▸ EXERCISE OBJECTIVE
List each line of the data that holds the word "户外活动".

▸ MATERIAL TO PROCESS
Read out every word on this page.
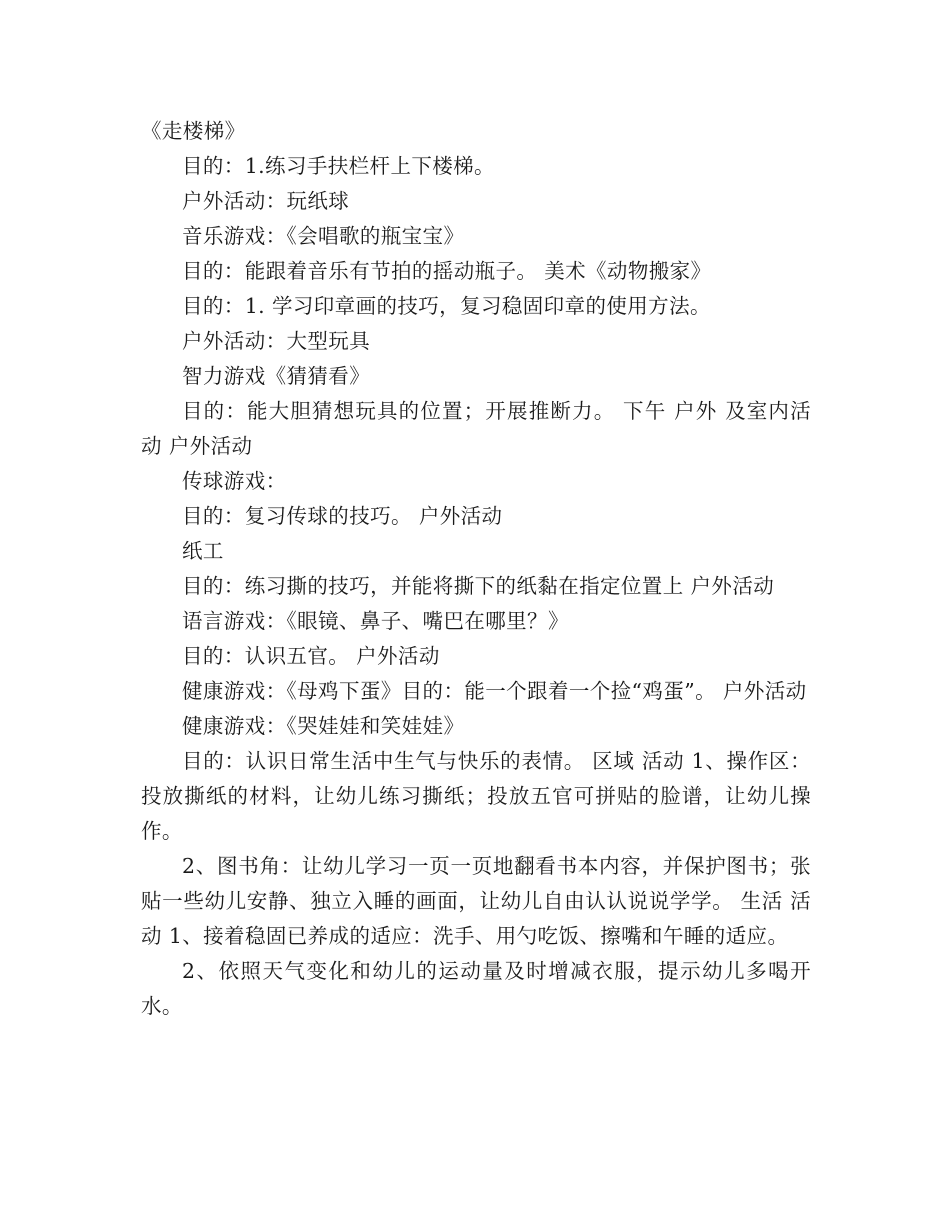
《走楼梯》
目的：1.练习手扶栏杆上下楼梯。
户外活动：玩纸球
音乐游戏：《会唱歌的瓶宝宝》
目的：能跟着音乐有节拍的摇动瓶子。 美术《动物搬家》
目的：1. 学习印章画的技巧，复习稳固印章的使用方法。
户外活动：大型玩具
智力游戏《猜猜看》
目的：能大胆猜想玩具的位置；开展推断力。 下午 户外 及室内活 动 户外活动
传球游戏：
目的：复习传球的技巧。 户外活动
纸工
目的：练习撕的技巧，并能将撕下的纸黏在指定位置上 户外活动
语言游戏：《眼镜、鼻子、嘴巴在哪里？》
目的：认识五官。 户外活动
健康游戏：《母鸡下蛋》目的：能一个跟着一个捡“鸡蛋”。 户外活动
健康游戏：《哭娃娃和笑娃娃》
目的：认识日常生活中生气与快乐的表情。 区域 活动 1、操作区：投放撕纸的材料，让幼儿练习撕纸；投放五官可拼贴的脸谱，让幼儿操作。
2、图书角：让幼儿学习一页一页地翻看书本内容，并保护图书；张贴一些幼儿安静、独立入睡的画面，让幼儿自由认认说说学学。 生活 活动 1、接着稳固已养成的适应：洗手、用勺吃饭、擦嘴和午睡的适应。
2、依照天气变化和幼儿的运动量及时增减衣服，提示幼儿多喝开水。
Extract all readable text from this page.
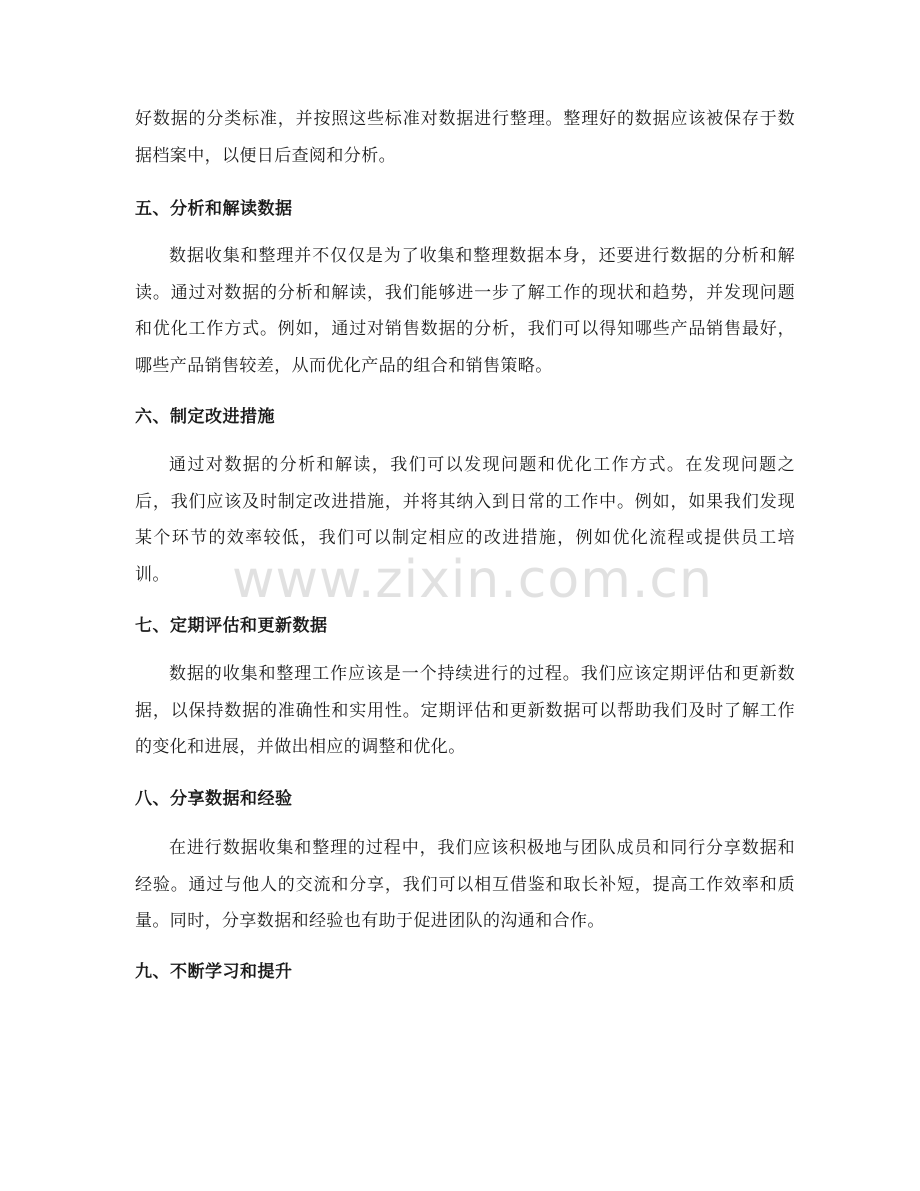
好数据的分类标准，并按照这些标准对数据进行整理。整理好的数据应该被保存于数据档案中，以便日后查阅和分析。

五、分析和解读数据

数据收集和整理并不仅仅是为了收集和整理数据本身，还要进行数据的分析和解读。通过对数据的分析和解读，我们能够进一步了解工作的现状和趋势，并发现问题和优化工作方式。例如，通过对销售数据的分析，我们可以得知哪些产品销售最好，哪些产品销售较差，从而优化产品的组合和销售策略。

六、制定改进措施

通过对数据的分析和解读，我们可以发现问题和优化工作方式。在发现问题之后，我们应该及时制定改进措施，并将其纳入到日常的工作中。例如，如果我们发现某个环节的效率较低，我们可以制定相应的改进措施，例如优化流程或提供员工培训。

七、定期评估和更新数据

数据的收集和整理工作应该是一个持续进行的过程。我们应该定期评估和更新数据，以保持数据的准确性和实用性。定期评估和更新数据可以帮助我们及时了解工作的变化和进展，并做出相应的调整和优化。

八、分享数据和经验

在进行数据收集和整理的过程中，我们应该积极地与团队成员和同行分享数据和经验。通过与他人的交流和分享，我们可以相互借鉴和取长补短，提高工作效率和质量。同时，分享数据和经验也有助于促进团队的沟通和合作。

九、不断学习和提升
www.zixin.com.cn
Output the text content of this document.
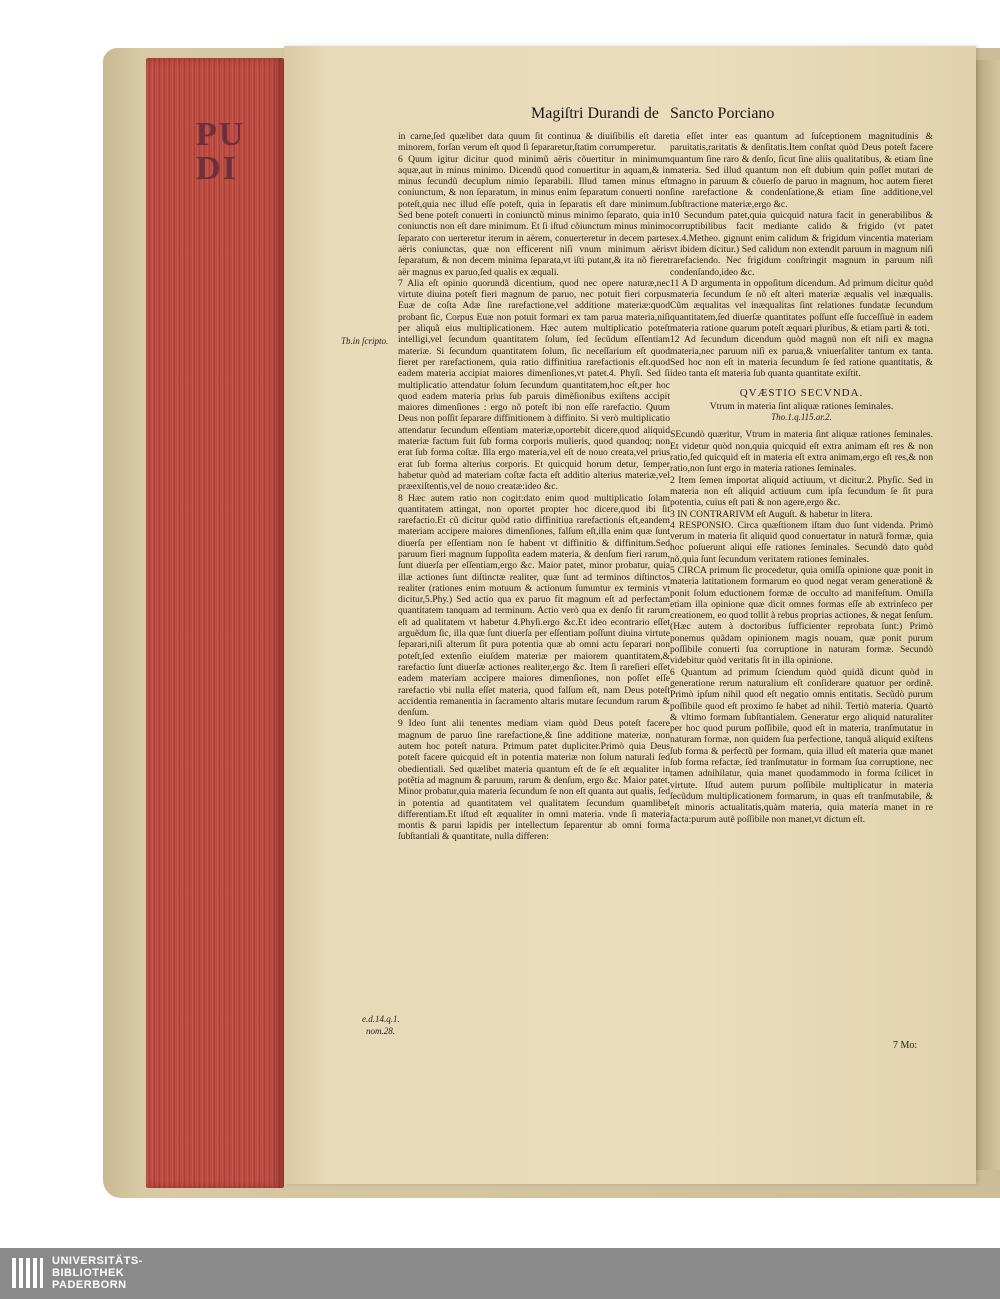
PU
DI
Magiſtri Durandi de Sancto Porciano
Tb.in ſcripto.
e.d.14.q.1.
nom.28.

in carne,ſed quælibet data quum ſit continua & diuiſibilis eſt dare minorem, forſan verum eſt quod ſi ſepararetur,ſtatim corrumperetur.

6 Quum igitur dicitur quod minimũ aëris cõuertitur in minimum aquæ,aut in minus minimo. Dicendũ quod conuertitur in aquam,& in minus ſecundũ decuplum nimio ſeparabili. Illud tamen minus eſt coniunctum, & non ſeparatum, in minus enim ſeparatum conuerti non poteſt,quia nec illud eſſe poteſt, quia in ſeparatis eſt dare minimum. Sed bene poteſt conuerti in coniunctũ minus minimo ſeparato, quia in coniunctis non eſt dare minimum. Et ſi iſtud cõiunctum minus minimo ſeparato con uerteretur iterum in aërem, conuerteretur in decem partes aëris coniunctas, quæ non efficerent niſi vnum minimum aëris ſeparatum, & non decem minima ſeparata,vt iſti putant,& ita nõ fieret aër magnus ex paruo,ſed qualis ex æquali.

7 Alia eſt opinio quorundã dicentium, quod nec opere naturæ,nec virtute diuina poteſt fieri magnum de paruo, nec potuit fieri corpus Euæ de coſta Adæ ſine rarefactione,vel additione materiæ:quod probant ſic, Corpus Euæ non potuit formari ex tam parua materia,niſi per aliquã eius multiplicationem. Hæc autem multiplicatio poteſt intelligi,vel ſecundum quantitatem ſolum, ſed ſecũdum eſſentiam materiæ. Si ſecundum quantitatem ſolum, ſic neceſſarium eſt quod fieret per rarefactionem, quia ratio diffinitiua rarefactionis eſt.quod eadem materia accipiat maiores dimenſiones,vt patet.4. Phyſi. Sed ſi multiplicatio attendatur ſolum ſecundum quantitatem,hoc eſt,per hoc quod eadem materia prius ſub paruis dimẽſionibus exiſtens accipit maiores dimenſiones : ergo nõ poteſt ibi non eſſe rarefactio. Quum Deus non poſſit ſeparare diffinitionem à diffinito. Si verò multiplicatio attendatur ſecundum eſſentiam materiæ,oportebit dicere,quod aliquid materiæ factum fuit ſub forma corporis mulieris, quod quandoq; non erat ſub forma coſtæ. Illa ergo materia,vel eſt de nouo creata,vel prius erat ſub forma alterius corporis. Et quicquid horum detur, ſemper habetur quòd ad materiam coſtæ facta eſt additio alterius materiæ,vel præexiſtentis,vel de nouo creatæ:ideo &c.

8 Hæc autem ratio non cogit:dato enim quod multiplicatio ſolam quantitatem attingat, non oportet propter hoc dicere,quod ibi ſit rarefactio.Et cũ dicitur quòd ratio diffinitiua rarefactionis eſt,eandem materiam accipere maiores dimenſiones, falſum eſt,illa enim quæ ſunt diuerſa per eſſentiam non ſe habent vt diffinitio & diffinitum.Sed paruum fieri magnum ſuppoſita eadem materia, & denſum fieri rarum, ſunt diuerſa per eſſentiam,ergo &c. Maior patet, minor probatur, quia illæ actiones ſunt diſtinctæ realiter, quæ ſunt ad terminos diſtinctos realiter (rationes enim motuum & actionum ſumuntur ex terminis vt dicitur,5.Phy.) Sed actio qua ex paruo fit magnum eſt ad perfectam quantitatem tanquam ad terminum. Actio verò qua ex denſo fit rarum eſt ad qualitatem vt habetur 4.Phyſi.ergo &c.Et ideo econtrario eſſet arguẽdum ſic, illa quæ ſunt diuerſa per eſſentiam poſſunt diuina virtute ſeparari,niſi alterum ſit pura potentia quæ ab omni actu ſeparari non poteſt,ſed extenſio eiuſdem materiæ per maiorem quantitatem,& rarefactio ſunt diuerſæ actiones realiter,ergo &c. Item ſi rareſieri eſſet eadem materiam accipere maiores dimenſiones, non poſſet eſſe rarefactio vbi nulla eſſet materia, quod falſum eſt, nam Deus poteſt accidentia remanentia in ſacramento altaris mutare ſecundum rarum & denſum.

9 Ideo ſunt alii tenentes mediam viam quòd Deus poteſt facere magnum de paruo ſine rarefactione,& ſine additione materiæ, non autem hoc poteſt natura. Primum patet dupliciter.Primò quia Deus poteſt facere quicquid eſt in potentia materiæ non ſolum naturali ſed obedientiali. Sed quælibet materia quantum eſt de ſe eſt æqualiter in potẽtia ad magnum & paruum, rarum & denſum, ergo &c. Maior patet. Minor probatur,quia materia ſecundum ſe non eſt quanta aut qualis, ſed in potentia ad quantitatem vel qualitatem ſecundum quamlibet differentiam.Et iſtud eſt æqualiter in omni materia. vnde ſi materia montis & parui lapidis per intellectum ſeparentur ab omni forma ſubſtantiali & quantitate, nulla differen:

tia eſſet inter eas quantum ad ſuſceptionem magnitudinis & paruitatis,raritatis & denſitatis.Item conſtat quòd Deus poteſt facere quantum ſine raro & denſo, ſicut ſine aliis qualitatibus, & etiam ſine materia. Sed illud quantum non eſt dubium quin poſſet mutari de magno in paruum & cõuerſo de paruo in magnum, hoc autem fieret ſine rarefactione & condenſatione,& etiam ſine additione,vel ſubſtractione materiæ,ergo &c.

10 Secundum patet,quia quicquid natura facit in generabilibus & corruptibilibus facit mediante calido & frigido (vt patet ex.4.Metheo. gignunt enim calidum & frigidum vincentia materiam vt ibidem dicitur.) Sed calidum non extendit paruum in magnum niſi rarefaciendo. Nec frigidum conſtringit magnum in paruum niſi condenſando,ideo &c.

11 A D argumenta in oppoſitum dicendum. Ad primum dicitur quòd materia ſecundum ſe nõ eſt alteri materiæ æqualis vel inæqualis. Cũm æqualitas vel inæqualitas ſint relationes fundatæ ſecundum quantitatem,ſed diuerſæ quantitates poſſunt eſſe ſucceſſiuè in eadem materia ratione quarum poteſt æquari pluribus, & etiam parti & toti.

12 Ad ſecundum dicendum quòd magnũ non eſt niſi ex magna materia,nec paruum niſi ex parua,& vniuerſaliter tantum ex tanta. Sed hoc non eſt in materia ſecundum ſe ſed ratione quantitatis, & ideo tanta eſt materia ſub quanta quantitate exiſtit.

QVÆSTIO SECVNDA.
Vtrum in materia ſint aliquæ rationes ſeminales.
Tho.1.q.115.ar.2.

SEcundò quæritur, Vtrum in materia ſint aliquæ rationes ſeminales. Et videtur quòd non,quia quicquid eſt extra animam eſt res & non ratio,ſed quicquid eſt in materia eſt extra animam,ergo eſt res,& non ratio,non ſunt ergo in materia rationes ſeminales.

2 Item ſemen importat aliquid actiuum, vt dicitur.2. Phyſic. Sed in materia non eſt aliquid actiuum cum ipſa ſecundum ſe ſit pura potentia, cuius eſt pati & non agere,ergo &c.

3 IN CONTRARIVM eſt Auguſt. & habetur in litera.

4 RESPONSIO. Circa quæſtionem iſtam duo ſunt videnda. Primò verum in materia ſit aliquid quod conuertatur in naturã formæ, quia hoc poſuerunt aliqui eſſe rationes ſeminales. Secundò dato quòd nõ,quia ſunt ſecundum veritatem rationes ſeminales.

5 CIRCA primum ſic procedetur, quia omiſſa opinione quæ ponit in materia latitationem formarum eo quod negat veram generationẽ & ponit ſolum eductionem formæ de occulto ad manifeſtum. Omiſſa etiam illa opinione quæ dicit omnes formas eſſe ab extrinſeco per creationem, eo quod tollit à rebus proprias actiones, & negat ſenſum. (Hæc autem à doctoribus ſufficienter reprobata ſunt:) Primò ponemus quãdam opinionem magis nouam, quæ ponit purum poſſibile conuerti ſua corruptione in naturam formæ. Secundò videbitur quòd veritatis ſit in illa opinione.

6 Quantum ad primum ſciendum quòd quidã dicunt quòd in generatione rerum naturalium eſt conſiderare quatuor per ordinẽ. Primò ipſum nihil quod eſt negatio omnis entitatis. Secũdò purum poſſibile quod eſt proximo ſe habet ad nihil. Tertiò materia. Quartò & vltimo formam ſubſtantialem. Generatur ergo aliquid naturaliter per hoc quod purum poſſibile, quod eſt in materia, tranſmutatur in naturam formæ, non quidem ſua perfectione, tanquã aliquid exiſtens ſub forma & perfectũ per formam, quia illud eſt materia quæ manet ſub forma refactæ, ſed tranſmutatur in formam ſua corruptione, nec tamen adnihilatur, quia manet quodammodo in forma ſcilicet in virtute. Iſtud autem purum poſſibile multiplicatur in materia ſecũdum multiplicationem formarum, in quas eſt tranſmutabile, & eſt minoris actualitatis,quàm materia, quia materia manet in re facta:purum autẽ poſſibile non manet,vt dictum eſt.

7 Mo:
UNIVERSITÄTS-
BIBLIOTHEK
PADERBORN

▸ ANSWER FOR THE TASK
户外活动：玩纸球
户外活动：大型玩具
目的：能大胆猜想玩具的位置；开展推断力。 下午 户外 及室内活 动 户外活动
目的：复习传球的技巧。 户外活动
目的：练习撕的技巧，并能将撕下的纸黏在指定位置上 户外活动
目的：认识五官。 户外活动
健康游戏：《母鸡下蛋》目的：能一个跟着一个捡“鸡蛋”。 户外活动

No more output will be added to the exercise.